» DATA SUPPLIED
* * *

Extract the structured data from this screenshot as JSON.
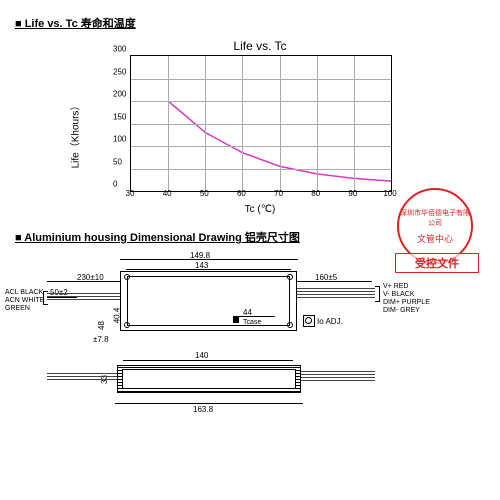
{
  "section1": {
    "title": "Life vs. Tc  寿命和温度",
    "chart": {
      "title": "Life vs. Tc",
      "ylabel": "Life（Khours）",
      "xlabel": "Tc (℃)",
      "ylim": [
        0,
        300
      ],
      "ytick_step": 50,
      "xlim": [
        30,
        100
      ],
      "xtick_step": 10,
      "curve_color": "#d838c8",
      "points": [
        {
          "x": 40,
          "y": 200
        },
        {
          "x": 50,
          "y": 130
        },
        {
          "x": 60,
          "y": 85
        },
        {
          "x": 70,
          "y": 55
        },
        {
          "x": 80,
          "y": 38
        },
        {
          "x": 90,
          "y": 28
        },
        {
          "x": 100,
          "y": 22
        }
      ]
    }
  },
  "section2": {
    "title": "Aluminium housing Dimensional Drawing 铝壳尺寸图",
    "dims": {
      "top_outer": "149.8",
      "top_inner": "143",
      "left_lead": "230±10",
      "left_tol": "50±2",
      "right_lead": "160±5",
      "height": "48",
      "height2": "40.4",
      "flange": "±7.8",
      "tcase_offset": "44",
      "tcase_label": "Tcase",
      "io_adj": "Io ADJ.",
      "bot_inner": "140",
      "bot_outer": "163.8",
      "bot_h": "33"
    },
    "left_wires": [
      "ACL   BLACK",
      "ACN   WHITE",
      "GREEN"
    ],
    "right_wires": [
      "V+ RED",
      "V- BLACK",
      "DIM+ PURPLE",
      "DIM- GREY"
    ]
  },
  "stamp": {
    "line1": "深圳市华佰德电子有限公司",
    "line2": "文管中心",
    "box": "受控文件"
  }
}
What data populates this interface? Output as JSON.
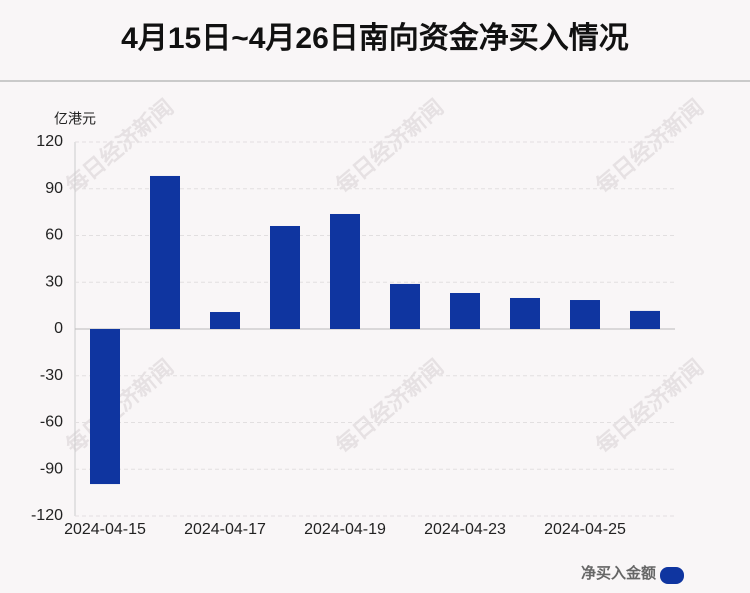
{
  "chart_data": {
    "type": "bar",
    "title": "4月15日~4月26日南向资金净买入情况",
    "unit": "亿港元",
    "watermark": "每日经济新闻",
    "categories": [
      "2024-04-15",
      null,
      "2024-04-17",
      null,
      "2024-04-19",
      null,
      "2024-04-23",
      null,
      "2024-04-25",
      null
    ],
    "series": [
      {
        "name": "净买入金额",
        "color": "#0f35a0",
        "values": [
          -99.5,
          98.2,
          10.9,
          66.1,
          73.8,
          28.9,
          23.1,
          19.9,
          18.6,
          11.6
        ]
      }
    ],
    "ylim": [
      -120,
      120
    ],
    "yticks": [
      -120,
      -90,
      -60,
      -30,
      0,
      30,
      60,
      90,
      120
    ],
    "grid": true
  }
}
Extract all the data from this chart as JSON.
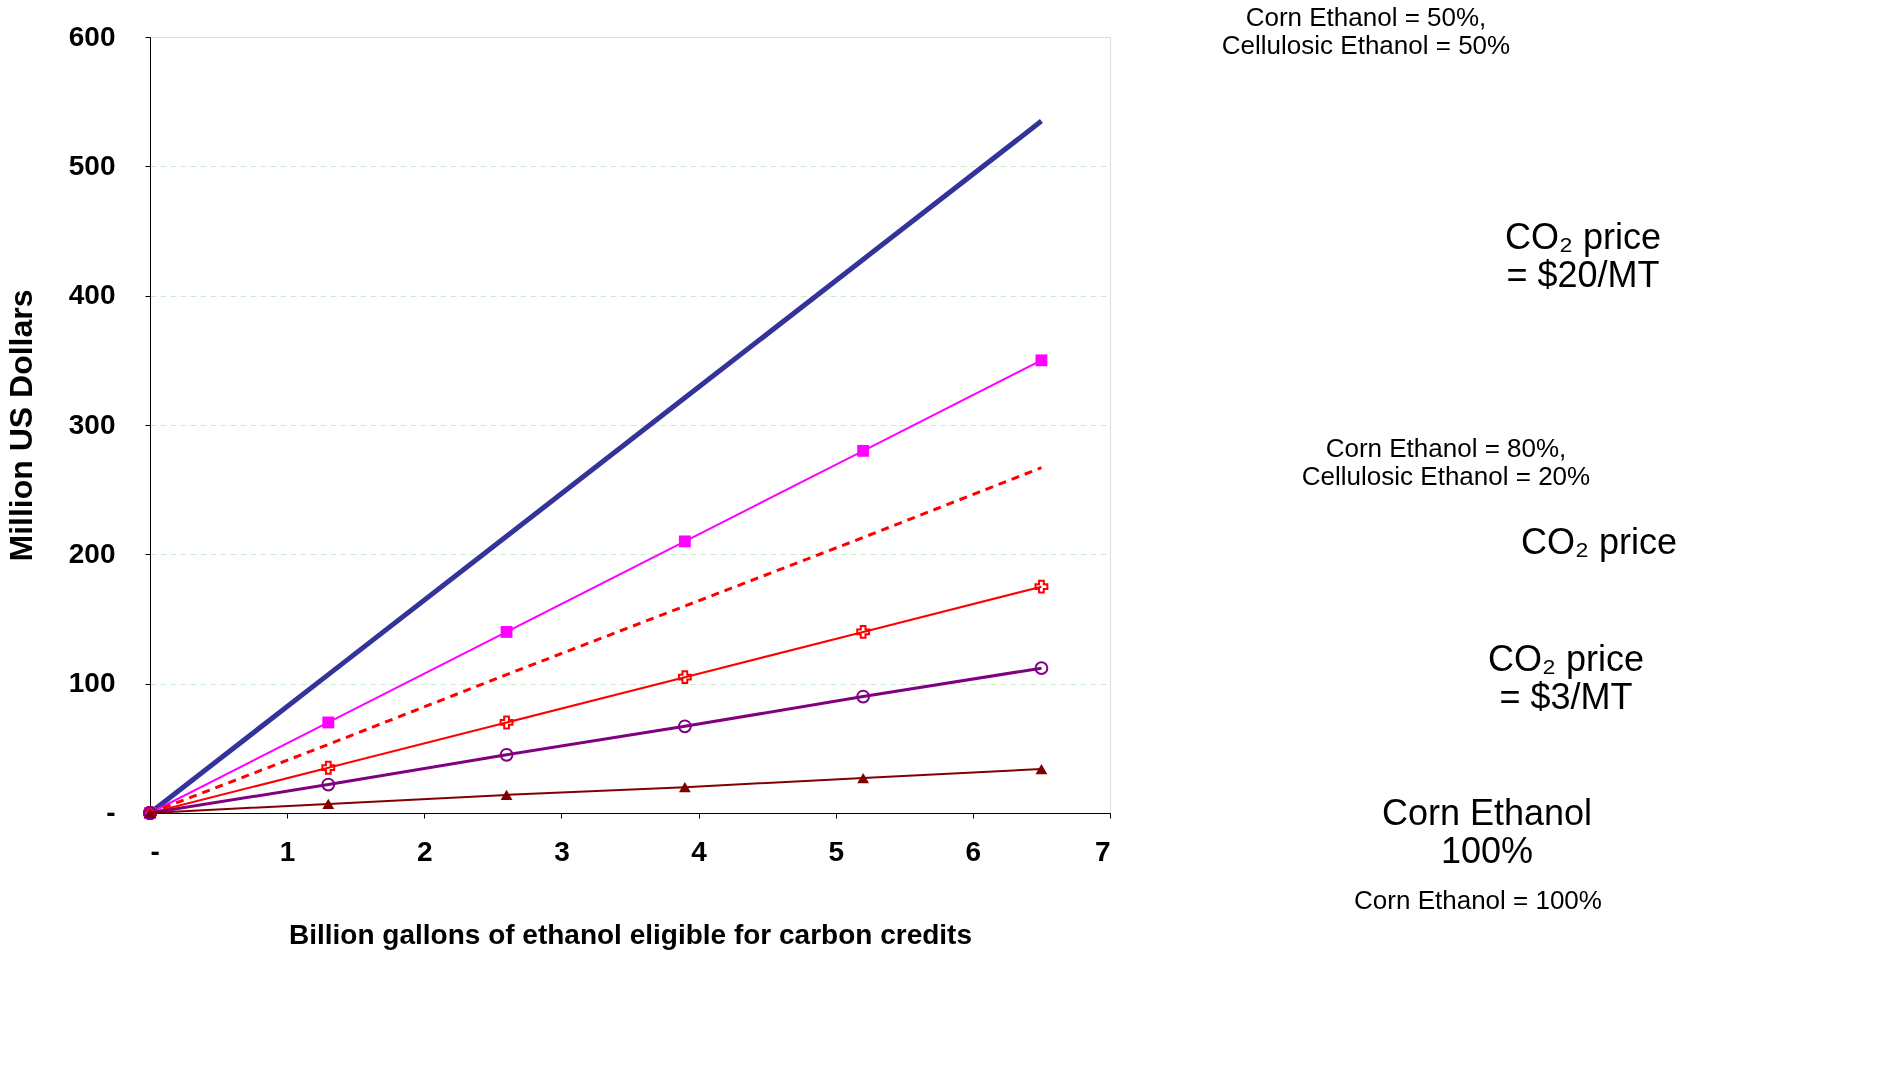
{
  "chart_data": {
    "type": "line",
    "xlabel": "Billion gallons of ethanol eligible for carbon credits",
    "ylabel": "Million US Dollars",
    "x": [
      0,
      1.3,
      2.6,
      3.9,
      5.2,
      6.5
    ],
    "xlim": [
      0,
      7
    ],
    "xticks": [
      {
        "value": 0,
        "label": "-"
      },
      1,
      2,
      3,
      4,
      5,
      6,
      7
    ],
    "ylim": [
      0,
      600
    ],
    "yticks": [
      {
        "value": 0,
        "label": "-"
      },
      100,
      200,
      300,
      400,
      500,
      600
    ],
    "grid": "y",
    "series": [
      {
        "color": "#333399",
        "values": [
          0,
          107,
          214,
          321,
          428,
          535
        ],
        "marker": "none",
        "line_style": "solid"
      },
      {
        "color": "#ff00ff",
        "values": [
          0,
          70,
          140,
          210,
          280,
          350
        ],
        "marker": "square",
        "line_style": "solid"
      },
      {
        "color": "#ff0000",
        "values": [
          0,
          53,
          107,
          160,
          213,
          267
        ],
        "marker": "none",
        "line_style": "dashed"
      },
      {
        "color": "#ff0000",
        "values": [
          0,
          35,
          70,
          105,
          140,
          175
        ],
        "marker": "cross",
        "line_style": "solid"
      },
      {
        "color": "#800080",
        "values": [
          0,
          22,
          45,
          67,
          90,
          112
        ],
        "marker": "circle",
        "line_style": "solid"
      },
      {
        "color": "#800000",
        "values": [
          0,
          7,
          14,
          20,
          27,
          34
        ],
        "marker": "triangle",
        "line_style": "solid"
      }
    ],
    "annotations": [
      "Corn Ethanol = 50%,\nCellulosic Ethanol = 50%",
      "CO₂ price\n= $20/MT",
      "Corn Ethanol = 80%,\nCellulosic Ethanol = 20%",
      "CO₂ price",
      "CO₂ price\n= $3/MT",
      "Corn Ethanol\n100%",
      "Corn Ethanol = 100%"
    ]
  }
}
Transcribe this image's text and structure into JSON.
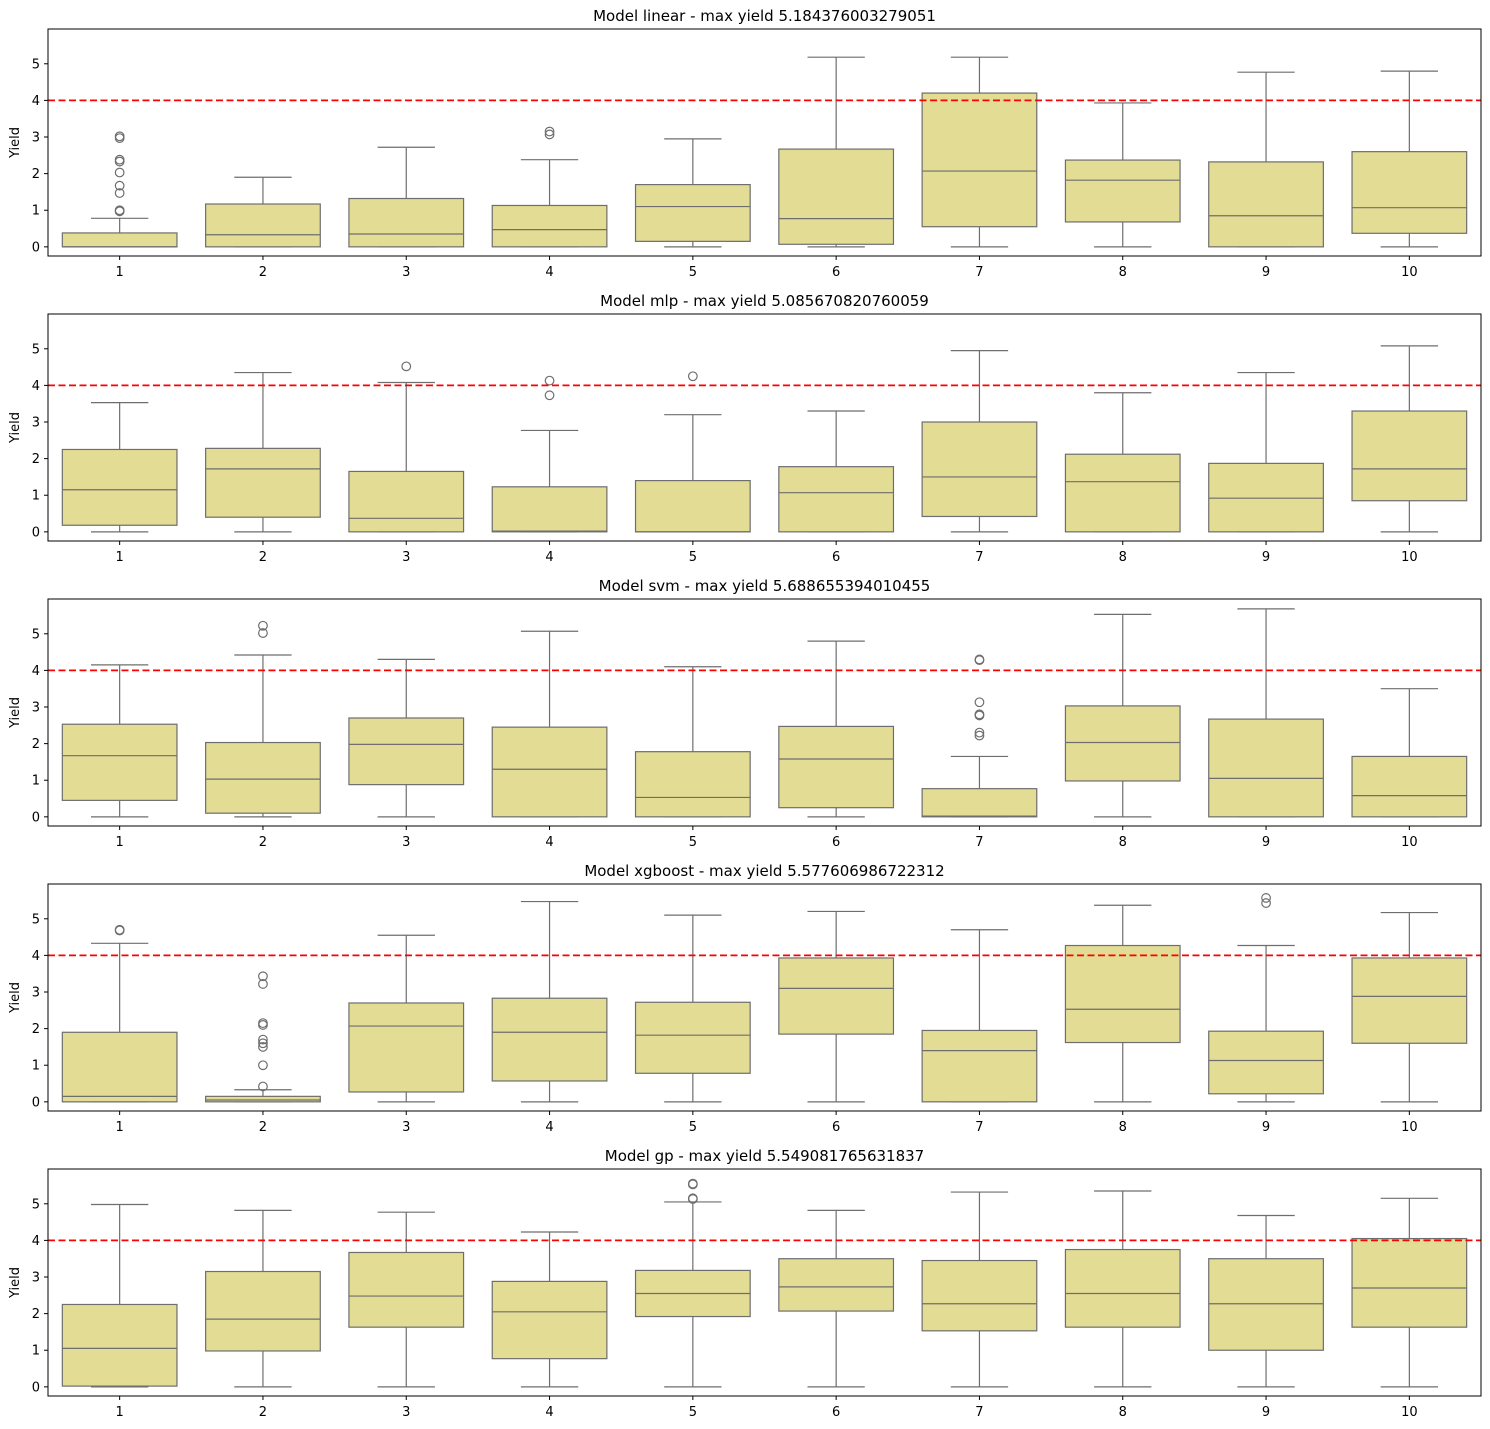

* * *

List all lines above in which the string "ylabel" appears.

» SOLUTION TO THIS EXERCISE
      "ylabel": "Life（Khours）",
    "ylabel": "Million US Dollars",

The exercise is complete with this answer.